##### PROVIDED MATERIAL #####
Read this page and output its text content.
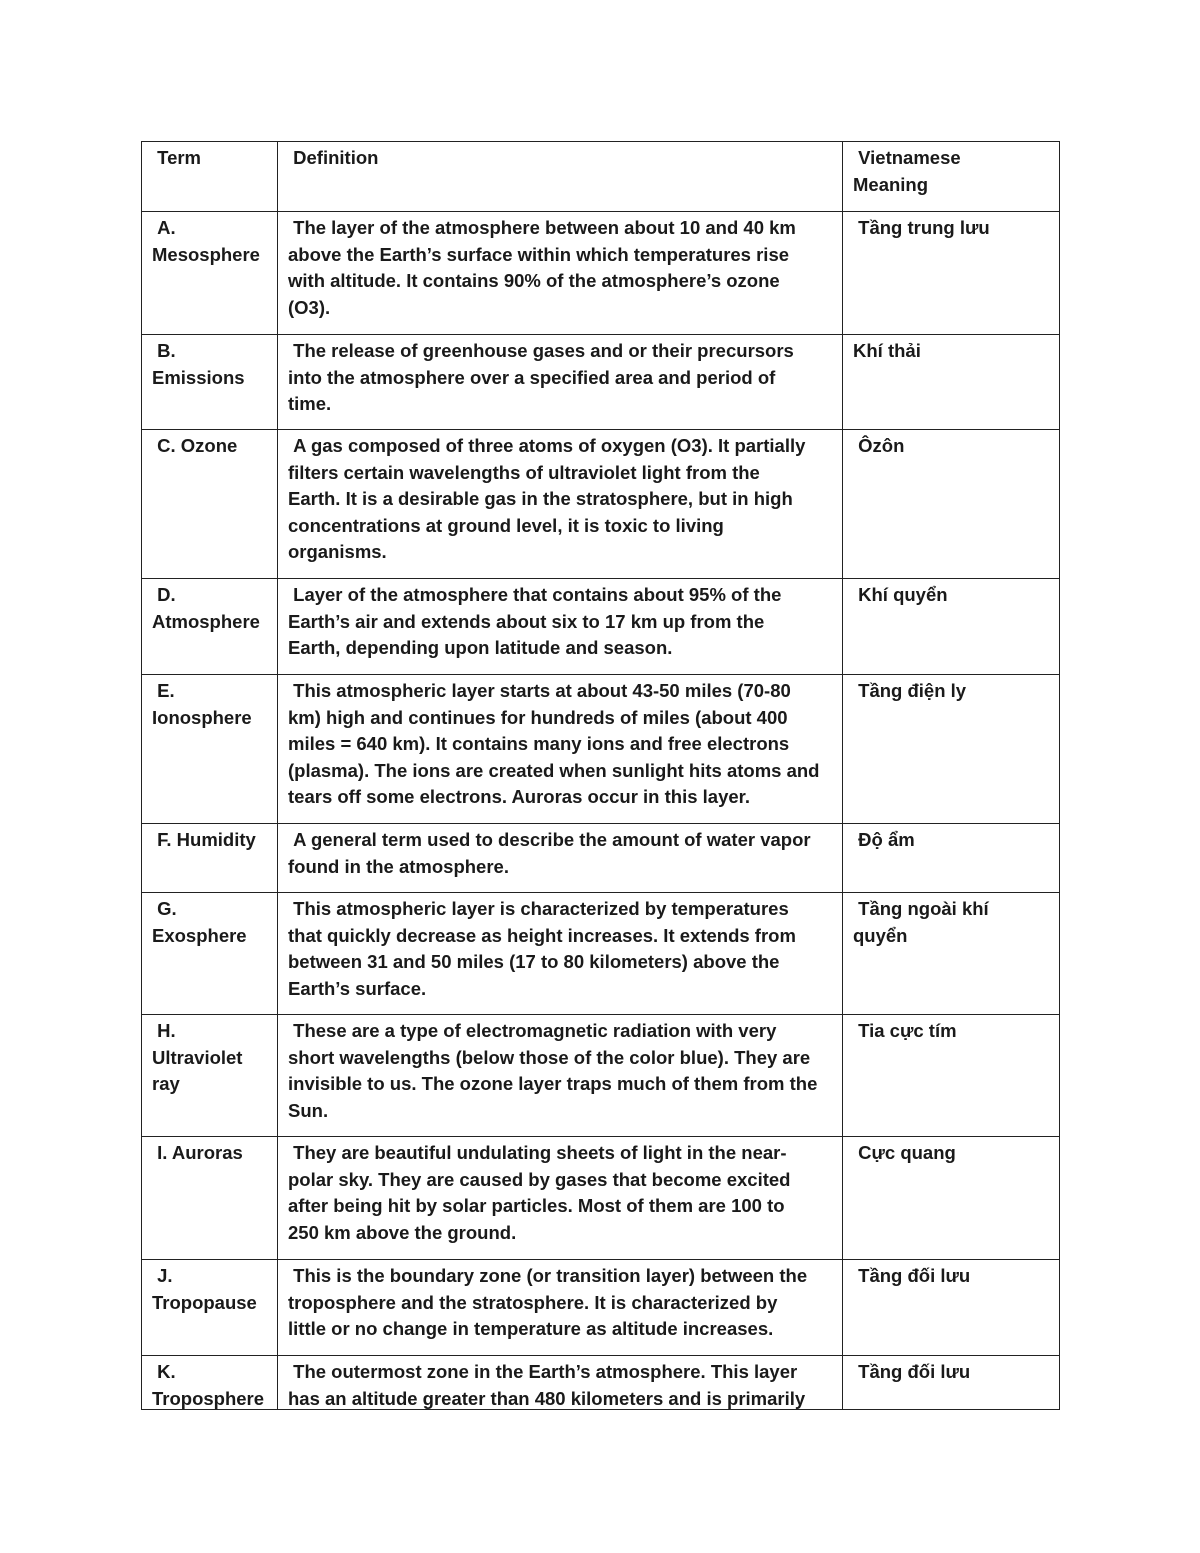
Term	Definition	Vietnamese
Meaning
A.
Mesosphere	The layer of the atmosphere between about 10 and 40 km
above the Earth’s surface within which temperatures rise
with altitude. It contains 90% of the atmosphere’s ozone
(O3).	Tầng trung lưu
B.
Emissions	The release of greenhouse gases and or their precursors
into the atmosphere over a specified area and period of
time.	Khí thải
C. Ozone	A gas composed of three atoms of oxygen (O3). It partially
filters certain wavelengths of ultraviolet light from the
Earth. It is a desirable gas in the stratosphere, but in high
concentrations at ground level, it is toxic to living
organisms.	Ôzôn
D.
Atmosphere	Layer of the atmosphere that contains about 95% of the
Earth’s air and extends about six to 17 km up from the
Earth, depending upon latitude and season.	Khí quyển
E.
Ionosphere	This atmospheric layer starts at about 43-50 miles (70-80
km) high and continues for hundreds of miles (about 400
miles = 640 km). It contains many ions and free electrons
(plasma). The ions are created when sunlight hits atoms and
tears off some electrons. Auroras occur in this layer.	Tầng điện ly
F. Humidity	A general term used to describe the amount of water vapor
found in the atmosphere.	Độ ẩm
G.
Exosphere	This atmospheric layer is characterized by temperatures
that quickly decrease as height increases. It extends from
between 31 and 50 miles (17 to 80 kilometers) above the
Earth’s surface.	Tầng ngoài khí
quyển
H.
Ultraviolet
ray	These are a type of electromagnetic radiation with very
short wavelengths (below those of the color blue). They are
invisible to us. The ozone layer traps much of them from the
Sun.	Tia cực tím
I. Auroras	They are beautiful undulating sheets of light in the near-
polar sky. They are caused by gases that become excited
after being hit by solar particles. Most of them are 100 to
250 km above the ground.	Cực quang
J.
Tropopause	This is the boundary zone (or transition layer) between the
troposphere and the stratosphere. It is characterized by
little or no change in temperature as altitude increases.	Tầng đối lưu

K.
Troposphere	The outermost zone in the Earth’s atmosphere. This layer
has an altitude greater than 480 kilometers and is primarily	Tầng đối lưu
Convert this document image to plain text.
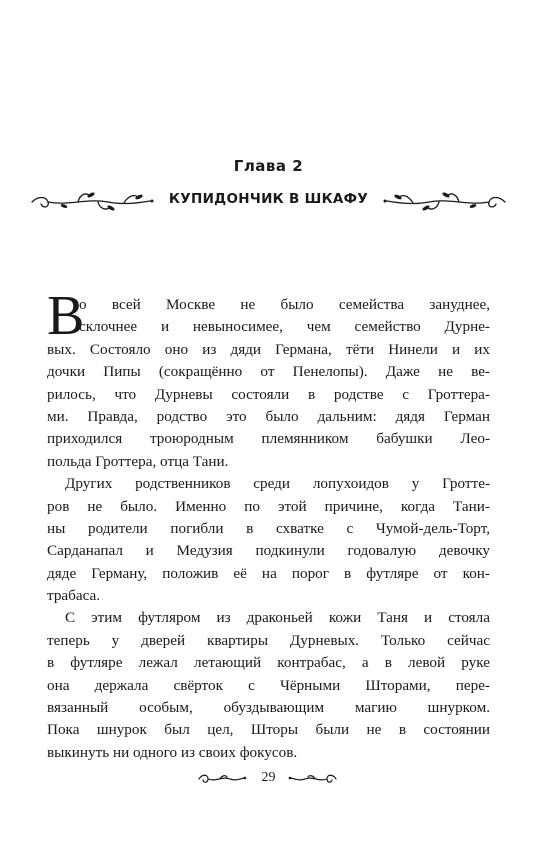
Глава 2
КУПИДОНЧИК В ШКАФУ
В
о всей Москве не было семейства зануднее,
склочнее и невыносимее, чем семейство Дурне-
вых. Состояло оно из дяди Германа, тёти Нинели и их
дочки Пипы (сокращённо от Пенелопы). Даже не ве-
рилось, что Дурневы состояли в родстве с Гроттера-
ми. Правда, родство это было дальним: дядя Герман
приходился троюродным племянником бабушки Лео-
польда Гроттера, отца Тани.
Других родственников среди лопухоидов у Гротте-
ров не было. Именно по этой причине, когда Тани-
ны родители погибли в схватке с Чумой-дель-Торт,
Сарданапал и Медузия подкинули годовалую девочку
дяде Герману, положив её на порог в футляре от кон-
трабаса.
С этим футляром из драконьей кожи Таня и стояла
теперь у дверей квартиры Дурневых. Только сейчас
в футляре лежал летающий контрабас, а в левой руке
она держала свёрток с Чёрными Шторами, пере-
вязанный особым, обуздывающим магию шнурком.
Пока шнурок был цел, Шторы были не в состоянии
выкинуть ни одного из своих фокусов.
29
#####
▶ _GOAL OF THE EXERCISE_
Make an exact copy of the data above, pictures excluded.

▶ _SOLUTION TO THE PROBLEM_
Read this page and output its text content.
Term	Definition	Vietnamese
Meaning
A.
Mesosphere	The layer of the atmosphere between about 10 and 40 km
above the Earth’s surface within which temperatures rise
with altitude. It contains 90% of the atmosphere’s ozone
(O3).	Tầng trung lưu
B.
Emissions	The release of greenhouse gases and or their precursors
into the atmosphere over a specified area and period of
time.	Khí thải
C. Ozone	A gas composed of three atoms of oxygen (O3). It partially
filters certain wavelengths of ultraviolet light from the
Earth. It is a desirable gas in the stratosphere, but in high
concentrations at ground level, it is toxic to living
organisms.	Ôzôn
D.
Atmosphere	Layer of the atmosphere that contains about 95% of the
Earth’s air and extends about six to 17 km up from the
Earth, depending upon latitude and season.	Khí quyển
E.
Ionosphere	This atmospheric layer starts at about 43-50 miles (70-80
km) high and continues for hundreds of miles (about 400
miles = 640 km). It contains many ions and free electrons
(plasma). The ions are created when sunlight hits atoms and
tears off some electrons. Auroras occur in this layer.	Tầng điện ly
F. Humidity	A general term used to describe the amount of water vapor
found in the atmosphere.	Độ ẩm
G.
Exosphere	This atmospheric layer is characterized by temperatures
that quickly decrease as height increases. It extends from
between 31 and 50 miles (17 to 80 kilometers) above the
Earth’s surface.	Tầng ngoài khí
quyển
H.
Ultraviolet
ray	These are a type of electromagnetic radiation with very
short wavelengths (below those of the color blue). They are
invisible to us. The ozone layer traps much of them from the
Sun.	Tia cực tím
I. Auroras	They are beautiful undulating sheets of light in the near-
polar sky. They are caused by gases that become excited
after being hit by solar particles. Most of them are 100 to
250 km above the ground.	Cực quang
J.
Tropopause	This is the boundary zone (or transition layer) between the
troposphere and the stratosphere. It is characterized by
little or no change in temperature as altitude increases.	Tầng đối lưu

K.
Troposphere	The outermost zone in the Earth’s atmosphere. This layer
has an altitude greater than 480 kilometers and is primarily	Tầng đối lưu
Convert this document image to plain text.
Глава 2
КУПИДОНЧИК В ШКАФУ
В
о всей Москве не было семейства зануднее,
склочнее и невыносимее, чем семейство Дурне-
вых. Состояло оно из дяди Германа, тёти Нинели и их
дочки Пипы (сокращённо от Пенелопы). Даже не ве-
рилось, что Дурневы состояли в родстве с Гроттера-
ми. Правда, родство это было дальним: дядя Герман
приходился троюродным племянником бабушки Лео-
польда Гроттера, отца Тани.
Других родственников среди лопухоидов у Гротте-
ров не было. Именно по этой причине, когда Тани-
ны родители погибли в схватке с Чумой-дель-Торт,
Сарданапал и Медузия подкинули годовалую девочку
дяде Герману, положив её на порог в футляре от кон-
трабаса.
С этим футляром из драконьей кожи Таня и стояла
теперь у дверей квартиры Дурневых. Только сейчас
в футляре лежал летающий контрабас, а в левой руке
она держала свёрток с Чёрными Шторами, пере-
вязанный особым, обуздывающим магию шнурком.
Пока шнурок был цел, Шторы были не в состоянии
выкинуть ни одного из своих фокусов.
29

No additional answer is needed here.